**Given task**
Quote all of the data that follows exactly as written, skipping the images.
+++ Provided data
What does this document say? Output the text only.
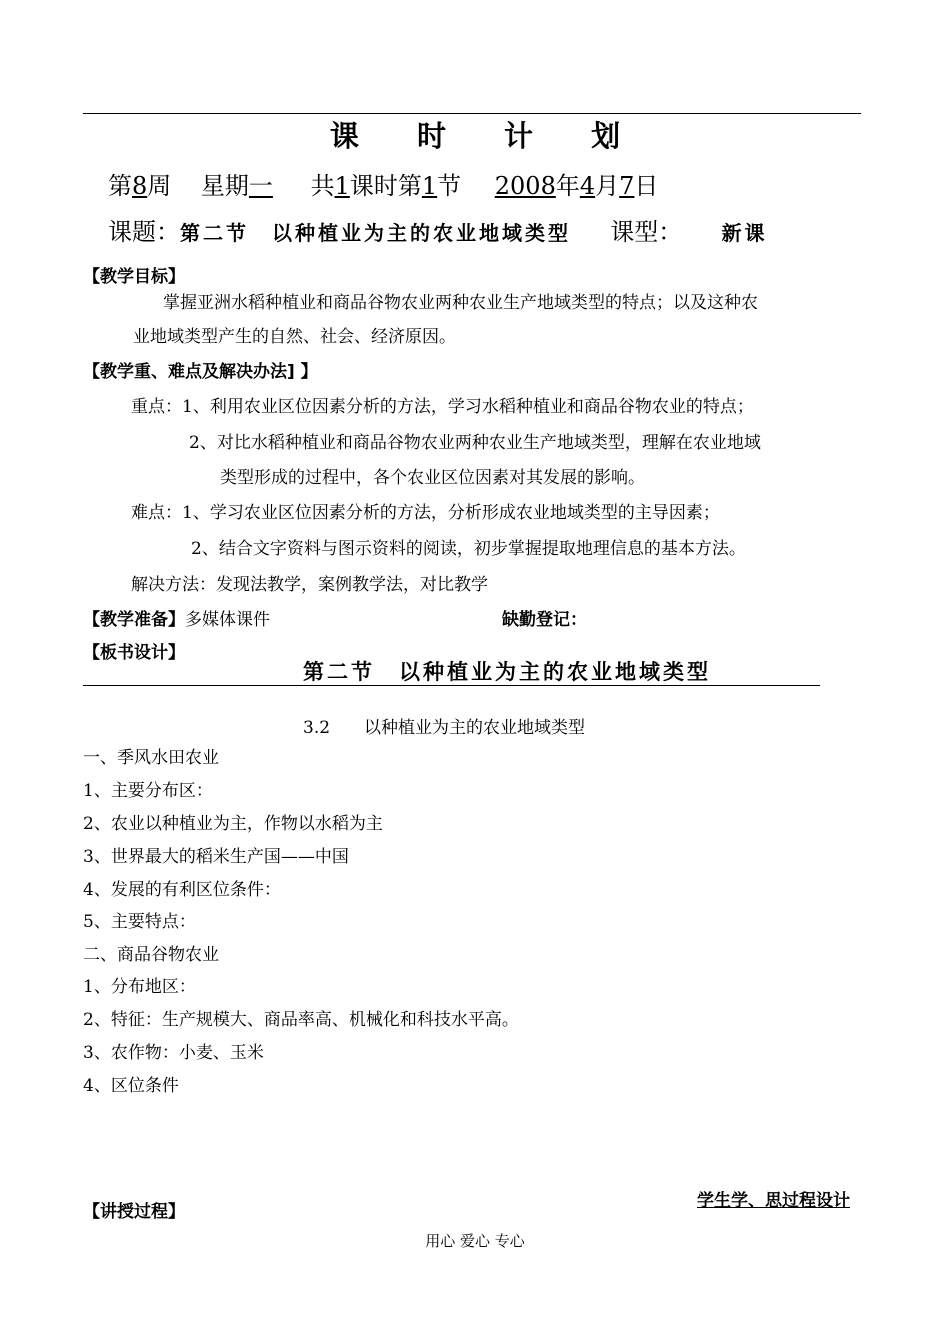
课 时 计 划
第8周 星期一 共1课时第1节 2008年4月7日
课题：第二节　以种植业为主的农业地域类型 课型： 新课
【教学目标】
掌握亚洲水稻种植业和商品谷物农业两种农业生产地域类型的特点；以及这种农
业地域类型产生的自然、社会、经济原因。
【教学重、难点及解决办法] 】
重点：1、利用农业区位因素分析的方法，学习水稻种植业和商品谷物农业的特点；
2、对比水稻种植业和商品谷物农业两种农业生产地域类型，理解在农业地域
类型形成的过程中，各个农业区位因素对其发展的影响。
难点：1、学习农业区位因素分析的方法，分析形成农业地域类型的主导因素；
2、结合文字资料与图示资料的阅读，初步掌握提取地理信息的基本方法。
解决方法：发现法教学，案例教学法，对比教学
【教学准备】多媒体课件	缺勤登记：
【板书设计】
第二节　以种植业为主的农业地域类型
3.2 以种植业为主的农业地域类型
一、季风水田农业
1、主要分布区：
2、农业以种植业为主，作物以水稻为主
3、世界最大的稻米生产国——中国
4、发展的有利区位条件：
5、主要特点：
二、商品谷物农业
1、分布地区：
2、特征：生产规模大、商品率高、机械化和科技水平高。
3、农作物：小麦、玉米
4、区位条件
【讲授过程】
学生学、思过程设计
用心 爱心 专心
++++++
**Exercise solution**
What does this document say? Output the text only.
课 时 计 划
第8周 星期一 共1课时第1节 2008年4月7日
课题：第二节　以种植业为主的农业地域类型 课型： 新课
【教学目标】
掌握亚洲水稻种植业和商品谷物农业两种农业生产地域类型的特点；以及这种农
业地域类型产生的自然、社会、经济原因。
【教学重、难点及解决办法] 】
重点：1、利用农业区位因素分析的方法，学习水稻种植业和商品谷物农业的特点；
2、对比水稻种植业和商品谷物农业两种农业生产地域类型，理解在农业地域
类型形成的过程中，各个农业区位因素对其发展的影响。
难点：1、学习农业区位因素分析的方法，分析形成农业地域类型的主导因素；
2、结合文字资料与图示资料的阅读，初步掌握提取地理信息的基本方法。
解决方法：发现法教学，案例教学法，对比教学
【教学准备】多媒体课件	缺勤登记：
【板书设计】
第二节　以种植业为主的农业地域类型
3.2 以种植业为主的农业地域类型
一、季风水田农业
1、主要分布区：
2、农业以种植业为主，作物以水稻为主
3、世界最大的稻米生产国——中国
4、发展的有利区位条件：
5、主要特点：
二、商品谷物农业
1、分布地区：
2、特征：生产规模大、商品率高、机械化和科技水平高。
3、农作物：小麦、玉米
4、区位条件
【讲授过程】
学生学、思过程设计
用心 爱心 专心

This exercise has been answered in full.